_Task prompt:_ Determine the number of lines in these entries that hold the word "differentiation". Give the number and nothing more.

_Records supplied:_
****

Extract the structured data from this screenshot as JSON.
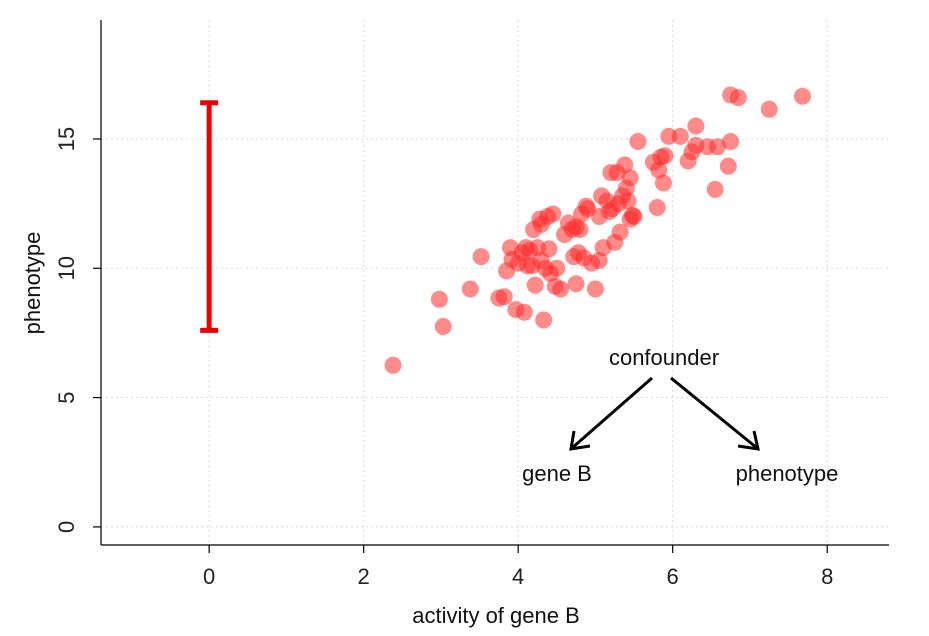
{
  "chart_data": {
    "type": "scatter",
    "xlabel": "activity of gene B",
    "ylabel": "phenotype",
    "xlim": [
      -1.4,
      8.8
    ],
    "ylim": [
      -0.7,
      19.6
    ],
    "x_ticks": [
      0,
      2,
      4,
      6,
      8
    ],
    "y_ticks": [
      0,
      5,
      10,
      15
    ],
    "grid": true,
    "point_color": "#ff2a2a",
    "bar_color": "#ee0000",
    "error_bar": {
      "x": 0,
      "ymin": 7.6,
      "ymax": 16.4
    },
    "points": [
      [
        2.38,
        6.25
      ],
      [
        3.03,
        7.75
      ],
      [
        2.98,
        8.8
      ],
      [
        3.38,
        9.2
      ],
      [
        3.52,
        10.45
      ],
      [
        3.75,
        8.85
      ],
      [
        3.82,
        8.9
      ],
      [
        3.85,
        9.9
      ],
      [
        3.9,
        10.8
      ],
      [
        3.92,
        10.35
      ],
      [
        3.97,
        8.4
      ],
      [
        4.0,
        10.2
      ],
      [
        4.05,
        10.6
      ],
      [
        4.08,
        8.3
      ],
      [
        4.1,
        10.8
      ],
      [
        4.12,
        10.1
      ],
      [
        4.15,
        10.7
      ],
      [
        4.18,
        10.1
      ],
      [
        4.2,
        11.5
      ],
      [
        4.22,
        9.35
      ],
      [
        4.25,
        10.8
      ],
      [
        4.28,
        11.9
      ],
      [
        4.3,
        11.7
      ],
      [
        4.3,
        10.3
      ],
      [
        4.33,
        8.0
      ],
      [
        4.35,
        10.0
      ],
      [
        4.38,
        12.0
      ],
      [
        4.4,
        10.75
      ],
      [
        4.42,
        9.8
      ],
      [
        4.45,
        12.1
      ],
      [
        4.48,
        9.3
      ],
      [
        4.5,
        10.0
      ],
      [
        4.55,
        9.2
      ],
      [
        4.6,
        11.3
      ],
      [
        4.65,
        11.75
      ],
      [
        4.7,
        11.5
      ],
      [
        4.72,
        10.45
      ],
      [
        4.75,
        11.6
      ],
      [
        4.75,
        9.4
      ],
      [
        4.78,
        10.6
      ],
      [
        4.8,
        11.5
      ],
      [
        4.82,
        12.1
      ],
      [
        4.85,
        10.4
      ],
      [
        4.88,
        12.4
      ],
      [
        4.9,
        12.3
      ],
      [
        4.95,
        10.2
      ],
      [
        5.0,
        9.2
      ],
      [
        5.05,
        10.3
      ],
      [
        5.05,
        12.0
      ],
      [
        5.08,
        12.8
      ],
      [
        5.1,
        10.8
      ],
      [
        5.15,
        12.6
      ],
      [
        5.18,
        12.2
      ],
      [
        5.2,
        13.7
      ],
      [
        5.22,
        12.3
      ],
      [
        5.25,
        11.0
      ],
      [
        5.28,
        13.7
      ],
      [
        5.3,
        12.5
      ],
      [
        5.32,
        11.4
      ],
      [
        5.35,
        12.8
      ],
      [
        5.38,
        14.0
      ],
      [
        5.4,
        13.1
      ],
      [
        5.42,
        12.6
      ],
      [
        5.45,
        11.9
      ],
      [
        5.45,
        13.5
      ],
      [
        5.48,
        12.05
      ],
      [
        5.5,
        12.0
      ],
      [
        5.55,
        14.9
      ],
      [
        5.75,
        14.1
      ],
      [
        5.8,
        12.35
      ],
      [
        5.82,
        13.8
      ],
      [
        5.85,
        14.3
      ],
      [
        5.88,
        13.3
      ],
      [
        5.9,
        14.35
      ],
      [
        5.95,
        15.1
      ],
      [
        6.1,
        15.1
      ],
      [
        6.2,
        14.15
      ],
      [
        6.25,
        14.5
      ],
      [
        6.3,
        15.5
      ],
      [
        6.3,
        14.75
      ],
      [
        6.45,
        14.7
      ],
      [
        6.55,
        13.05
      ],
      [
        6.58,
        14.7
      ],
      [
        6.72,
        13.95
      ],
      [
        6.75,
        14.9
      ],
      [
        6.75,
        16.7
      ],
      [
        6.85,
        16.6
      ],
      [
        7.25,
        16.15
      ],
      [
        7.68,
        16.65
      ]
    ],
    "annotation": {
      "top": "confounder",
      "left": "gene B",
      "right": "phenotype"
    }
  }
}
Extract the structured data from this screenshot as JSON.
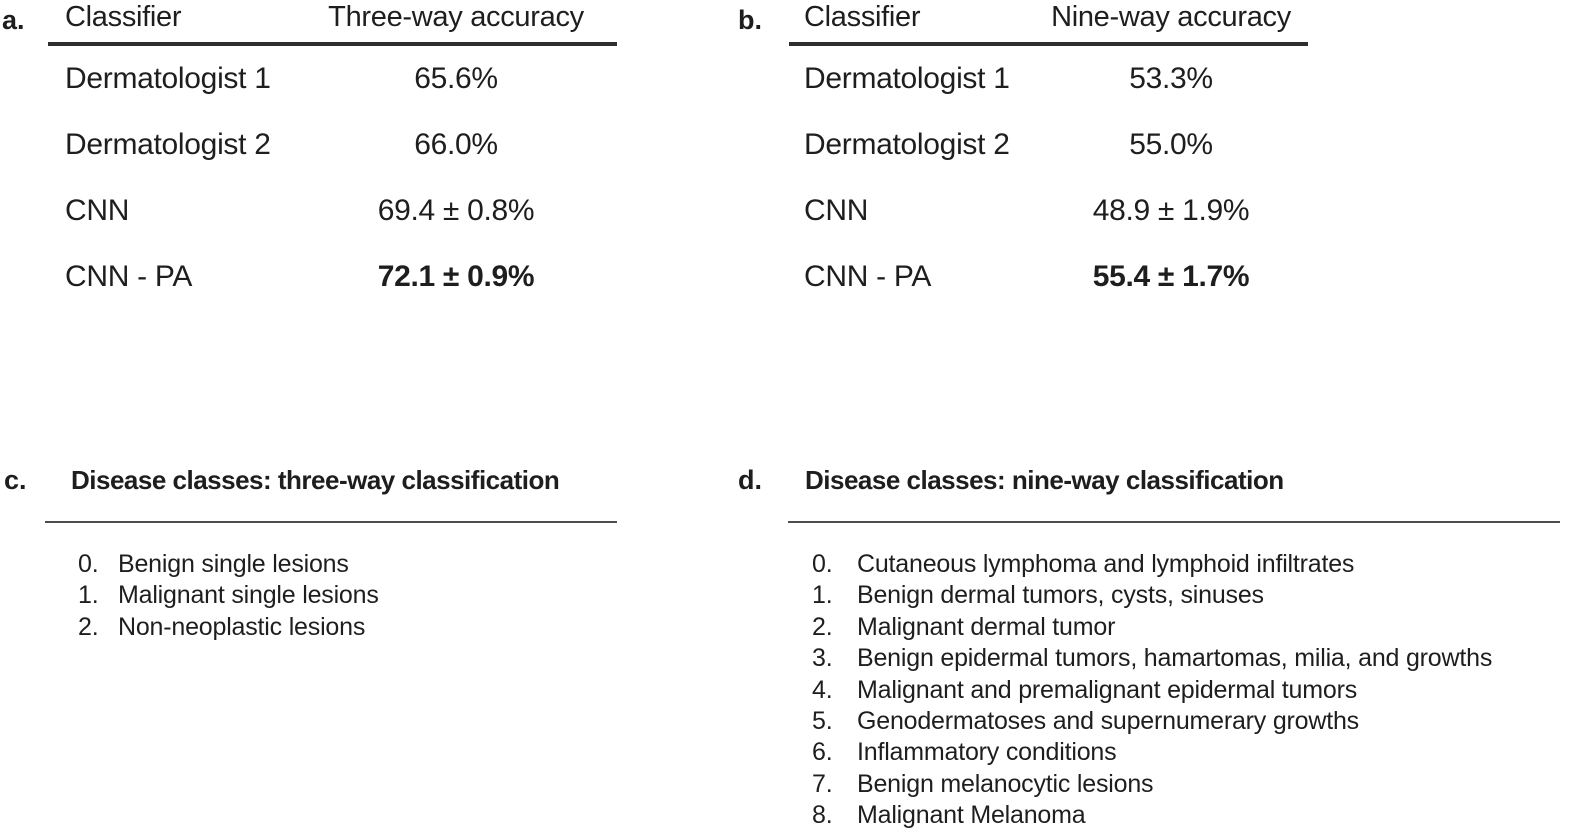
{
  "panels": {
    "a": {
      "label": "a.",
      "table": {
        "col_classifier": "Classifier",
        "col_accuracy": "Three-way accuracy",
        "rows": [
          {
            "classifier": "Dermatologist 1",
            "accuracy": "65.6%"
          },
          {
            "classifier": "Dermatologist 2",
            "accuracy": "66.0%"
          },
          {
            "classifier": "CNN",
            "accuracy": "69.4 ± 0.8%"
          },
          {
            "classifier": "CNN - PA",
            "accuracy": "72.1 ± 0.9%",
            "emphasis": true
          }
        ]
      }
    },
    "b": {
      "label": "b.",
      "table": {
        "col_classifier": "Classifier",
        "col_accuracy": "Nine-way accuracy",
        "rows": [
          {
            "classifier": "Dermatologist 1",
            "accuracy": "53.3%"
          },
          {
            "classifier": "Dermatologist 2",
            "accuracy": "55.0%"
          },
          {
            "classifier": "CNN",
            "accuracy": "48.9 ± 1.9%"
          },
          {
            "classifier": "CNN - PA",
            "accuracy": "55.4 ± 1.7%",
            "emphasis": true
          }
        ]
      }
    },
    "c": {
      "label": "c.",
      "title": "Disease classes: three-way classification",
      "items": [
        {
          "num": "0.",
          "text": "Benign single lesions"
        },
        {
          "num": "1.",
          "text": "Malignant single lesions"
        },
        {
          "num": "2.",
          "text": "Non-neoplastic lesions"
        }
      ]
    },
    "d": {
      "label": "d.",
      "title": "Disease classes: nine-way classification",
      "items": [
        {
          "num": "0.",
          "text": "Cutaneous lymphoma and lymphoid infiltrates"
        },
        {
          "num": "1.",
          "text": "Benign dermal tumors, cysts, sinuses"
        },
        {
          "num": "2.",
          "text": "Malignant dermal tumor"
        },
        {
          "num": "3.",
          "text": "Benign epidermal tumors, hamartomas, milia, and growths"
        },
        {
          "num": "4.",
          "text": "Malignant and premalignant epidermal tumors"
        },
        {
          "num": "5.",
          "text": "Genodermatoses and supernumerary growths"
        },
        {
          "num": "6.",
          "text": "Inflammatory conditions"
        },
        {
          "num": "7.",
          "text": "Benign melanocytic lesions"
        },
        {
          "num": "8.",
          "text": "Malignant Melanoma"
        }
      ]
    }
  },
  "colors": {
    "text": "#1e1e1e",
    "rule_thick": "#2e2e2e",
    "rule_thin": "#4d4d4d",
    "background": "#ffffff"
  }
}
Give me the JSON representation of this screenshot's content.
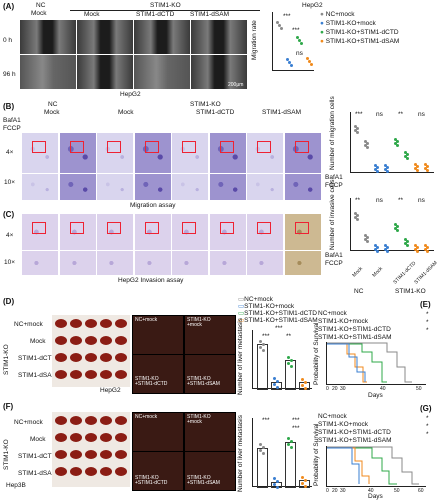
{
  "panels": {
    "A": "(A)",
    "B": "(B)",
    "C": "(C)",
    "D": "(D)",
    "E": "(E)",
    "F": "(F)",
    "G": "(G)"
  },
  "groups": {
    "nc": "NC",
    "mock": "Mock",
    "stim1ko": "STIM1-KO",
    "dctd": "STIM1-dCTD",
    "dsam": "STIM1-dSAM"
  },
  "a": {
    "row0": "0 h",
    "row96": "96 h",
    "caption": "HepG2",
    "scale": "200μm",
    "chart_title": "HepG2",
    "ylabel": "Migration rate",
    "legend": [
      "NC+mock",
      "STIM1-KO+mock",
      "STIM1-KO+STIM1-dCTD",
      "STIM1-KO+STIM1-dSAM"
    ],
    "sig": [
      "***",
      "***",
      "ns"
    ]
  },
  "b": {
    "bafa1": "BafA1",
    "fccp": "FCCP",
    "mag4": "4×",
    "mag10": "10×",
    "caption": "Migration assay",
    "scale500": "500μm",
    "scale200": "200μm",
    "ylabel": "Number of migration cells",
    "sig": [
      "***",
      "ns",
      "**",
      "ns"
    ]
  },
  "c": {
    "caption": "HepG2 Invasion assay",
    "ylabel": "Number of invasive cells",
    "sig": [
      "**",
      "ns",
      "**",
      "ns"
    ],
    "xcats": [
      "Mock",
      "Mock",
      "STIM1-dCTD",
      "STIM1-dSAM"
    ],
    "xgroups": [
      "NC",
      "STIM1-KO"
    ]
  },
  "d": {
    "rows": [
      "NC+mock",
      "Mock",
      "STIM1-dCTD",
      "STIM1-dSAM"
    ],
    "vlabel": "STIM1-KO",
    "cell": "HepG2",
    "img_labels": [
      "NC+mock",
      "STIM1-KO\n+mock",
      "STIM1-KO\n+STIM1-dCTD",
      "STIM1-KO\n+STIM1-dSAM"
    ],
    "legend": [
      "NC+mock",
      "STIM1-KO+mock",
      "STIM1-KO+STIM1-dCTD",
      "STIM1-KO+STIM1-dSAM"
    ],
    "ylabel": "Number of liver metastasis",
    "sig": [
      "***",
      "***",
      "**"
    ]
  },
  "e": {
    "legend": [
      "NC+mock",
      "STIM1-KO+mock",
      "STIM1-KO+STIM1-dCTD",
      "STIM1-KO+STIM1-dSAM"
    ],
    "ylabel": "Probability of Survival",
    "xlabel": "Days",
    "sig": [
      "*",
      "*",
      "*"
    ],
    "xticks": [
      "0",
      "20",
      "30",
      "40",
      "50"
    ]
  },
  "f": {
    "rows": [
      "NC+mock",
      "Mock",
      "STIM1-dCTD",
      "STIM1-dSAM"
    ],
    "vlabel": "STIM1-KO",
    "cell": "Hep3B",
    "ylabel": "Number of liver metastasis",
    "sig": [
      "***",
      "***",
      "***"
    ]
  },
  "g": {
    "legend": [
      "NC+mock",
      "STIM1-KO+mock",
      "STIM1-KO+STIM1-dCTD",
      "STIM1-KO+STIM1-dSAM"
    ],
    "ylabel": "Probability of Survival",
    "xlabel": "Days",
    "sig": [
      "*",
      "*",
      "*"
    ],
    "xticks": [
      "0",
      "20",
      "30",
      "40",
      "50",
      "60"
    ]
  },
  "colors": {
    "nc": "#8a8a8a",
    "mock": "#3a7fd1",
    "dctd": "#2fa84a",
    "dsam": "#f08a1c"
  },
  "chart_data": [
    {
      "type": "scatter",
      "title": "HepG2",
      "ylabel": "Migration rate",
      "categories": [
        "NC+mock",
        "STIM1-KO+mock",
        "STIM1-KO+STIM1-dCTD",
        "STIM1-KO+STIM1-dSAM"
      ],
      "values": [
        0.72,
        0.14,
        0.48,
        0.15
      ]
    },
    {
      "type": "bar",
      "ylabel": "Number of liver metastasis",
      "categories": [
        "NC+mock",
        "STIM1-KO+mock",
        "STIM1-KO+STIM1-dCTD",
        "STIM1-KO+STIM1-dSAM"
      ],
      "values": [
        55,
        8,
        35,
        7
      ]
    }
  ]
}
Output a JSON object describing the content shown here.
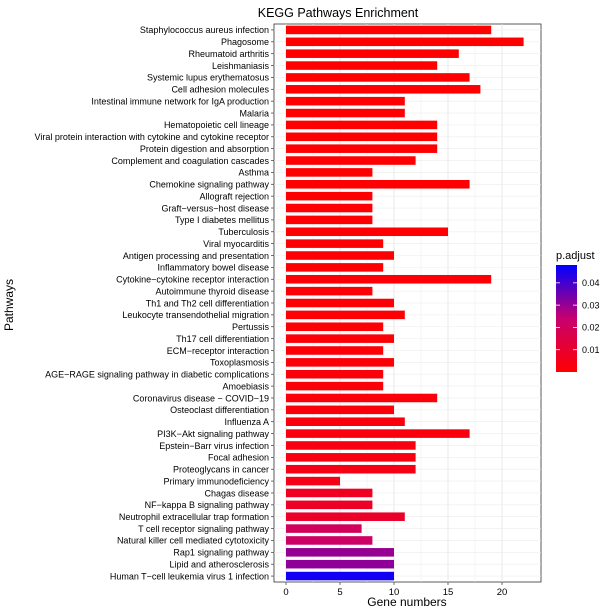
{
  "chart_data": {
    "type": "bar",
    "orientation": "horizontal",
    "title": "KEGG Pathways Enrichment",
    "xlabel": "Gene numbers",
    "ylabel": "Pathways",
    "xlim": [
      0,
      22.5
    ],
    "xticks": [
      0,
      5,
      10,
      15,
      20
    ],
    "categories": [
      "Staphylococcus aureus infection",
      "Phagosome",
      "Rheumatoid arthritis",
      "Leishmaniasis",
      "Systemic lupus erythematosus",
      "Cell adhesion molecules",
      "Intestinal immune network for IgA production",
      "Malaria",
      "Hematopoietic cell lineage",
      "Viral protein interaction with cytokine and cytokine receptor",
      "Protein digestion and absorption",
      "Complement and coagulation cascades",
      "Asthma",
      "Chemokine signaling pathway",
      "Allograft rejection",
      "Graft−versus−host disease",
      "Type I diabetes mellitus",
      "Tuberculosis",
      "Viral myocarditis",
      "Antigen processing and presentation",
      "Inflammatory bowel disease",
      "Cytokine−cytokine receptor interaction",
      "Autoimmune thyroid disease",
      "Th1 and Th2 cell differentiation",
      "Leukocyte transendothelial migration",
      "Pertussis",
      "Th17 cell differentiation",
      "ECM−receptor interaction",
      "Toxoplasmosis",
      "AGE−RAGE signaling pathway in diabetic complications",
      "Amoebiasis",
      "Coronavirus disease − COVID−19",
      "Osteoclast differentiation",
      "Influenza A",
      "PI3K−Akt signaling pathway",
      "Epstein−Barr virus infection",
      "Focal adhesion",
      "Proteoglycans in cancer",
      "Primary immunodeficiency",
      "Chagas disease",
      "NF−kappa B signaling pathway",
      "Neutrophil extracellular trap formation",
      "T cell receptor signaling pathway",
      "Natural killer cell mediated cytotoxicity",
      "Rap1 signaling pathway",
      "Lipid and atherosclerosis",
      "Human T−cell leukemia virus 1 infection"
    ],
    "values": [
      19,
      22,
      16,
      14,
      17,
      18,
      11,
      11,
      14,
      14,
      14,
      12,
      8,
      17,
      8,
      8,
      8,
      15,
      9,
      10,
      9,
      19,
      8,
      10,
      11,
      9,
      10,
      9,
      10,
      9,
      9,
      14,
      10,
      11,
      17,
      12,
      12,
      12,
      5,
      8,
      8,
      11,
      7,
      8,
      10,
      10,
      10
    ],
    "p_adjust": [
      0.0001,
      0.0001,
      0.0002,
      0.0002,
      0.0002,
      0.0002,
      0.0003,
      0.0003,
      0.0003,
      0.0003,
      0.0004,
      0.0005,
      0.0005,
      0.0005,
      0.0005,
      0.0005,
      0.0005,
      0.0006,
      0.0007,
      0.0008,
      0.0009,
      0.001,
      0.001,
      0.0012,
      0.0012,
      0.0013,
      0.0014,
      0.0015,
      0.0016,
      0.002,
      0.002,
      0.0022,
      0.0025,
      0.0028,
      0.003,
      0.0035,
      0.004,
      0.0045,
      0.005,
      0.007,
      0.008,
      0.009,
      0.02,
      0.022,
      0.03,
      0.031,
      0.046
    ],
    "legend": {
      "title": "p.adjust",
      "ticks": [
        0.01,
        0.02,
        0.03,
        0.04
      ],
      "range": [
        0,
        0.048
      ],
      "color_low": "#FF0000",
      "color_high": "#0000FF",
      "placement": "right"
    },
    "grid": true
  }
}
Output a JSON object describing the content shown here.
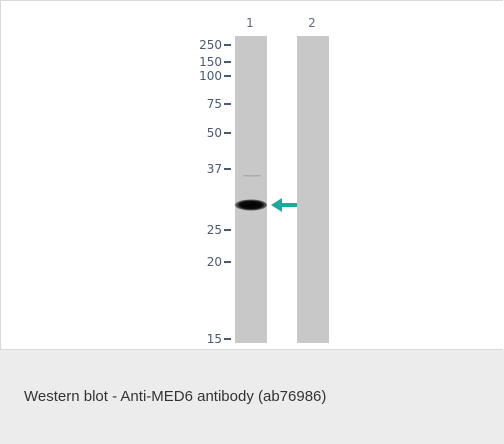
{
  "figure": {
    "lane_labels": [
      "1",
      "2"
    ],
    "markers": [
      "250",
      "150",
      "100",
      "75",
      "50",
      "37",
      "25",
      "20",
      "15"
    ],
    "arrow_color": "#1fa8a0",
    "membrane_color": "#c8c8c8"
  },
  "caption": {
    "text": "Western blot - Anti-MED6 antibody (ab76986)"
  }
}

****

_Answer to this exercise:_ 3